ROWS:
"""
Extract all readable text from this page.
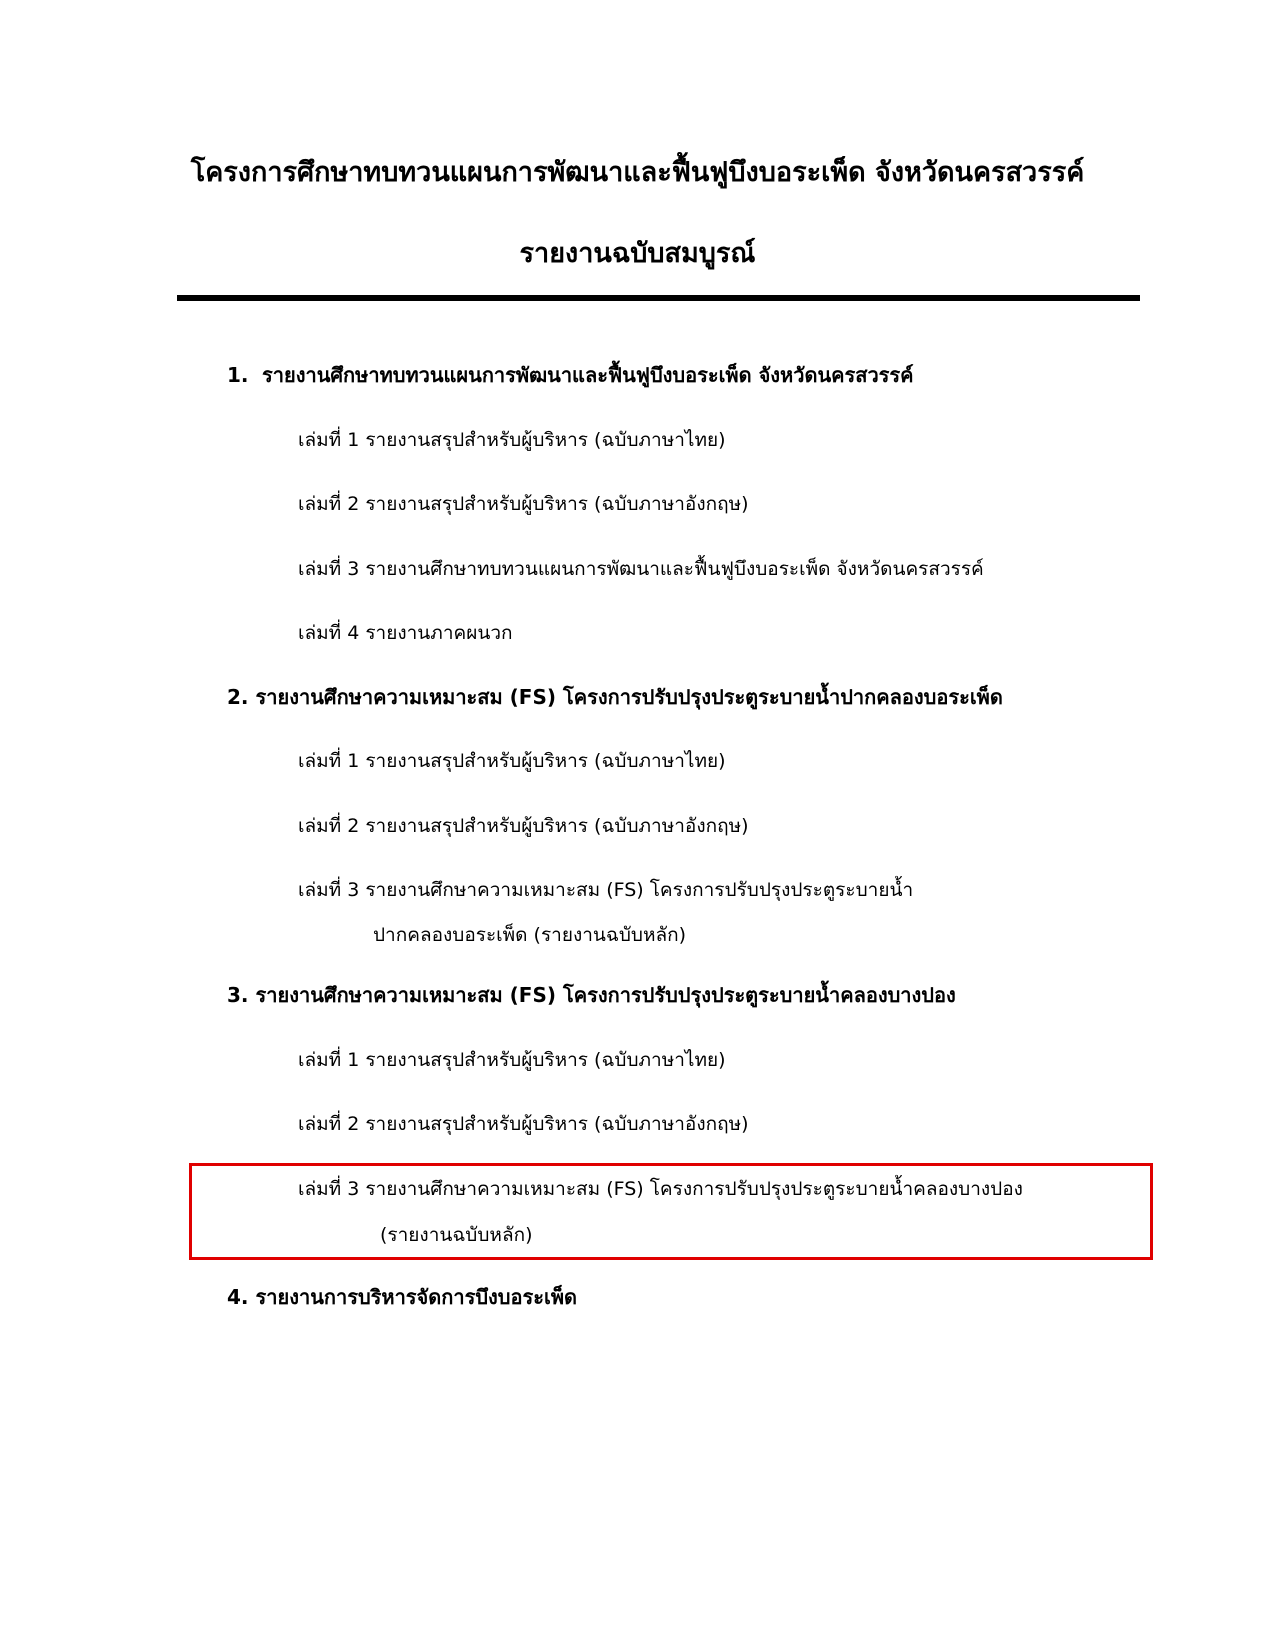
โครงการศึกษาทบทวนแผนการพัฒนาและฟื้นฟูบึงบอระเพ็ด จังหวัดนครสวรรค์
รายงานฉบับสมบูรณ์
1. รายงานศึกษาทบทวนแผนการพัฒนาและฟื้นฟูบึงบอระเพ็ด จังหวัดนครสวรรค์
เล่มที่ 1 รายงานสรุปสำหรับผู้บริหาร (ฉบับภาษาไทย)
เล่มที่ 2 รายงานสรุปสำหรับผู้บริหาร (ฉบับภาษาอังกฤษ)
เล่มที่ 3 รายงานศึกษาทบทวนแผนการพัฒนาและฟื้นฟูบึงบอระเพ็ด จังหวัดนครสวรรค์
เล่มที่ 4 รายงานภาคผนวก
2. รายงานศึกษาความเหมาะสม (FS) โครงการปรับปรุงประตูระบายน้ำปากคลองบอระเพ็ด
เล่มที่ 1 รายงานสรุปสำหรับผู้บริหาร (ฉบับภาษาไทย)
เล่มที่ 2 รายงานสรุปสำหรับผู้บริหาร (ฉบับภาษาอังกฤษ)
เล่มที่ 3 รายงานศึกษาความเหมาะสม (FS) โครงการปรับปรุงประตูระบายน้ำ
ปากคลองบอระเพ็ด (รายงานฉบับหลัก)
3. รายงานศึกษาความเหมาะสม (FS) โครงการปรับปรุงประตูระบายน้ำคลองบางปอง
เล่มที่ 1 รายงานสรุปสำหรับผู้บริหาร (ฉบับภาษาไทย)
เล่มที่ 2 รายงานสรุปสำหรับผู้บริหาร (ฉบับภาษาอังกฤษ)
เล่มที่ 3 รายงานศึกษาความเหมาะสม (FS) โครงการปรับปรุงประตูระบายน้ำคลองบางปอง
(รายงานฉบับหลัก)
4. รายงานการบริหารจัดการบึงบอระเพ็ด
"""
WORK TO DO: Make an exact copy of every entry above, minus the images.

SOLUTION TO THIS PROBLEM:
Extract all readable text from this page.
โครงการศึกษาทบทวนแผนการพัฒนาและฟื้นฟูบึงบอระเพ็ด จังหวัดนครสวรรค์
รายงานฉบับสมบูรณ์
1. รายงานศึกษาทบทวนแผนการพัฒนาและฟื้นฟูบึงบอระเพ็ด จังหวัดนครสวรรค์
เล่มที่ 1 รายงานสรุปสำหรับผู้บริหาร (ฉบับภาษาไทย)
เล่มที่ 2 รายงานสรุปสำหรับผู้บริหาร (ฉบับภาษาอังกฤษ)
เล่มที่ 3 รายงานศึกษาทบทวนแผนการพัฒนาและฟื้นฟูบึงบอระเพ็ด จังหวัดนครสวรรค์
เล่มที่ 4 รายงานภาคผนวก
2. รายงานศึกษาความเหมาะสม (FS) โครงการปรับปรุงประตูระบายน้ำปากคลองบอระเพ็ด
เล่มที่ 1 รายงานสรุปสำหรับผู้บริหาร (ฉบับภาษาไทย)
เล่มที่ 2 รายงานสรุปสำหรับผู้บริหาร (ฉบับภาษาอังกฤษ)
เล่มที่ 3 รายงานศึกษาความเหมาะสม (FS) โครงการปรับปรุงประตูระบายน้ำ
ปากคลองบอระเพ็ด (รายงานฉบับหลัก)
3. รายงานศึกษาความเหมาะสม (FS) โครงการปรับปรุงประตูระบายน้ำคลองบางปอง
เล่มที่ 1 รายงานสรุปสำหรับผู้บริหาร (ฉบับภาษาไทย)
เล่มที่ 2 รายงานสรุปสำหรับผู้บริหาร (ฉบับภาษาอังกฤษ)
เล่มที่ 3 รายงานศึกษาความเหมาะสม (FS) โครงการปรับปรุงประตูระบายน้ำคลองบางปอง
(รายงานฉบับหลัก)
4. รายงานการบริหารจัดการบึงบอระเพ็ด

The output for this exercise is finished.